## Goal
Quote the records that follow in full, leaving the pictures out.

Data tied to figure images:
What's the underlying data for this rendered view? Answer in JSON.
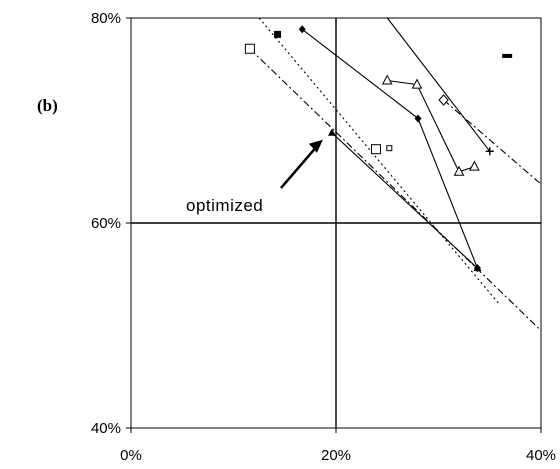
{
  "chart_data": {
    "type": "scatter",
    "panel_label": "(b)",
    "xlim": [
      0,
      40
    ],
    "ylim": [
      40,
      80
    ],
    "x_ticks": [
      "0%",
      "20%",
      "40%"
    ],
    "y_ticks": [
      "40%",
      "60%",
      "80%"
    ],
    "reference_lines": {
      "x": 20,
      "y": 60
    },
    "annotation": {
      "text": "optimized",
      "points_to": [
        19.6,
        68.8
      ]
    },
    "series": [
      {
        "marker": "triangle",
        "points": [
          [
            19.6,
            68.8
          ],
          [
            33.8,
            55.6
          ]
        ]
      },
      {
        "marker": "diamond",
        "points": [
          [
            16.7,
            78.9
          ],
          [
            28.0,
            70.2
          ],
          [
            33.8,
            55.6
          ]
        ]
      },
      {
        "marker": "open-triangle",
        "points": [
          [
            25.0,
            73.9
          ],
          [
            27.9,
            73.5
          ],
          [
            32.0,
            65.0
          ],
          [
            33.5,
            65.5
          ]
        ]
      },
      {
        "marker": "open-diamond",
        "points": [
          [
            30.5,
            72.0
          ]
        ]
      },
      {
        "marker": "plus",
        "points": [
          [
            35.0,
            67.0
          ]
        ]
      },
      {
        "marker": "square",
        "points": [
          [
            14.3,
            78.4
          ]
        ]
      },
      {
        "marker": "open-square",
        "points": [
          [
            11.6,
            77.0
          ]
        ]
      },
      {
        "marker": "open-square",
        "points": [
          [
            23.9,
            67.2
          ]
        ]
      },
      {
        "marker": "small-open-square",
        "points": [
          [
            25.2,
            67.3
          ]
        ]
      },
      {
        "marker": "dash",
        "points": [
          [
            36.7,
            76.3
          ]
        ]
      }
    ],
    "trend_lines": [
      {
        "style": "solid",
        "points": [
          [
            19.6,
            68.8
          ],
          [
            33.8,
            55.6
          ]
        ]
      },
      {
        "style": "solid",
        "points": [
          [
            25.0,
            80.0
          ],
          [
            35.0,
            67.0
          ]
        ]
      },
      {
        "style": "dotted",
        "points": [
          [
            12.5,
            80.0
          ],
          [
            36.0,
            52.0
          ]
        ]
      },
      {
        "style": "dashdot",
        "points": [
          [
            11.6,
            77.0
          ],
          [
            40.0,
            49.5
          ]
        ]
      },
      {
        "style": "dashdot",
        "points": [
          [
            30.5,
            72.0
          ],
          [
            40.0,
            63.8
          ]
        ]
      }
    ]
  }
}
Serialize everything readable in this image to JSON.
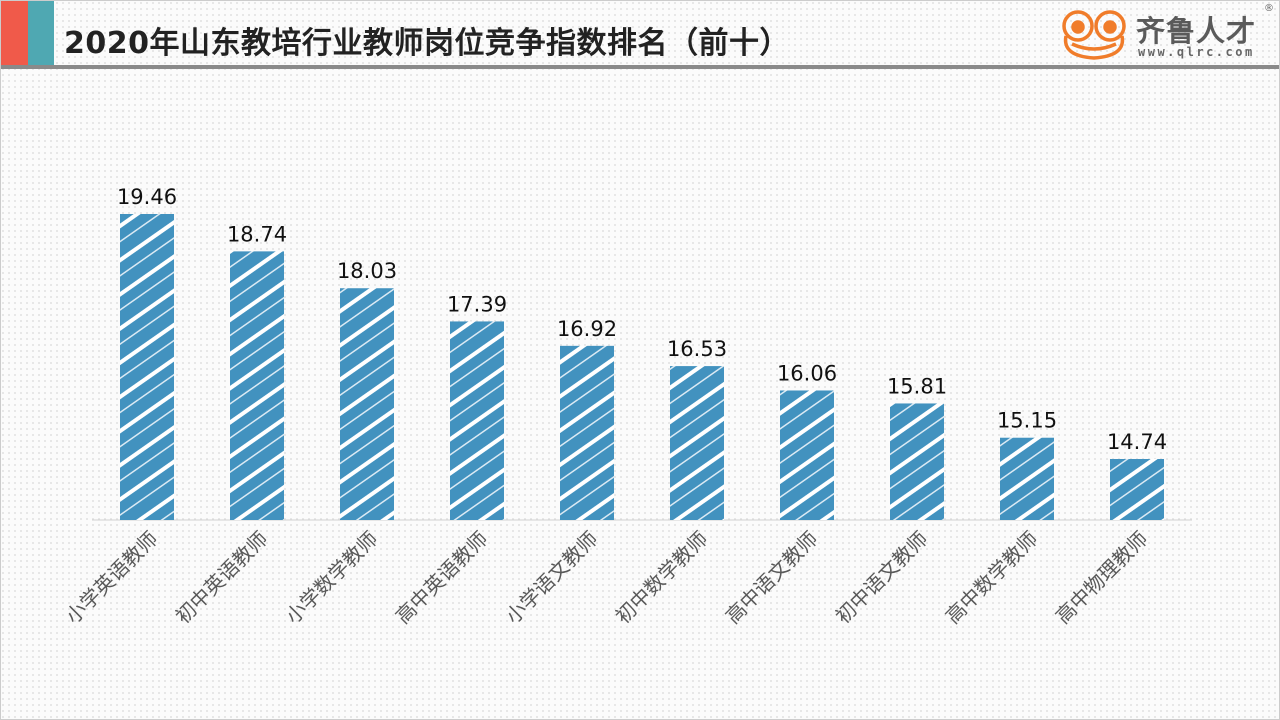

## Exercise result
What's the underlying data for this rendered view? Answer in JSON.
{
  "chart_data": {
    "type": "scatter",
    "panel_label": "(b)",
    "xlim": [
      0,
      40
    ],
    "ylim": [
      40,
      80
    ],
    "x_ticks": [
      "0%",
      "20%",
      "40%"
    ],
    "y_ticks": [
      "40%",
      "60%",
      "80%"
    ],
    "reference_lines": {
      "x": 20,
      "y": 60
    },
    "annotation": {
      "text": "optimized",
      "points_to": [
        19.6,
        68.8
      ]
    },
    "series": [
      {
        "marker": "triangle",
        "points": [
          [
            19.6,
            68.8
          ],
          [
            33.8,
            55.6
          ]
        ]
      },
      {
        "marker": "diamond",
        "points": [
          [
            16.7,
            78.9
          ],
          [
            28.0,
            70.2
          ],
          [
            33.8,
            55.6
          ]
        ]
      },
      {
        "marker": "open-triangle",
        "points": [
          [
            25.0,
            73.9
          ],
          [
            27.9,
            73.5
          ],
          [
            32.0,
            65.0
          ],
          [
            33.5,
            65.5
          ]
        ]
      },
      {
        "marker": "open-diamond",
        "points": [
          [
            30.5,
            72.0
          ]
        ]
      },
      {
        "marker": "plus",
        "points": [
          [
            35.0,
            67.0
          ]
        ]
      },
      {
        "marker": "square",
        "points": [
          [
            14.3,
            78.4
          ]
        ]
      },
      {
        "marker": "open-square",
        "points": [
          [
            11.6,
            77.0
          ]
        ]
      },
      {
        "marker": "open-square",
        "points": [
          [
            23.9,
            67.2
          ]
        ]
      },
      {
        "marker": "small-open-square",
        "points": [
          [
            25.2,
            67.3
          ]
        ]
      },
      {
        "marker": "dash",
        "points": [
          [
            36.7,
            76.3
          ]
        ]
      }
    ],
    "trend_lines": [
      {
        "style": "solid",
        "points": [
          [
            19.6,
            68.8
          ],
          [
            33.8,
            55.6
          ]
        ]
      },
      {
        "style": "solid",
        "points": [
          [
            25.0,
            80.0
          ],
          [
            35.0,
            67.0
          ]
        ]
      },
      {
        "style": "dotted",
        "points": [
          [
            12.5,
            80.0
          ],
          [
            36.0,
            52.0
          ]
        ]
      },
      {
        "style": "dashdot",
        "points": [
          [
            11.6,
            77.0
          ],
          [
            40.0,
            49.5
          ]
        ]
      },
      {
        "style": "dashdot",
        "points": [
          [
            30.5,
            72.0
          ],
          [
            40.0,
            63.8
          ]
        ]
      }
    ]
  }
}
Serialize everything readable in this image to JSON.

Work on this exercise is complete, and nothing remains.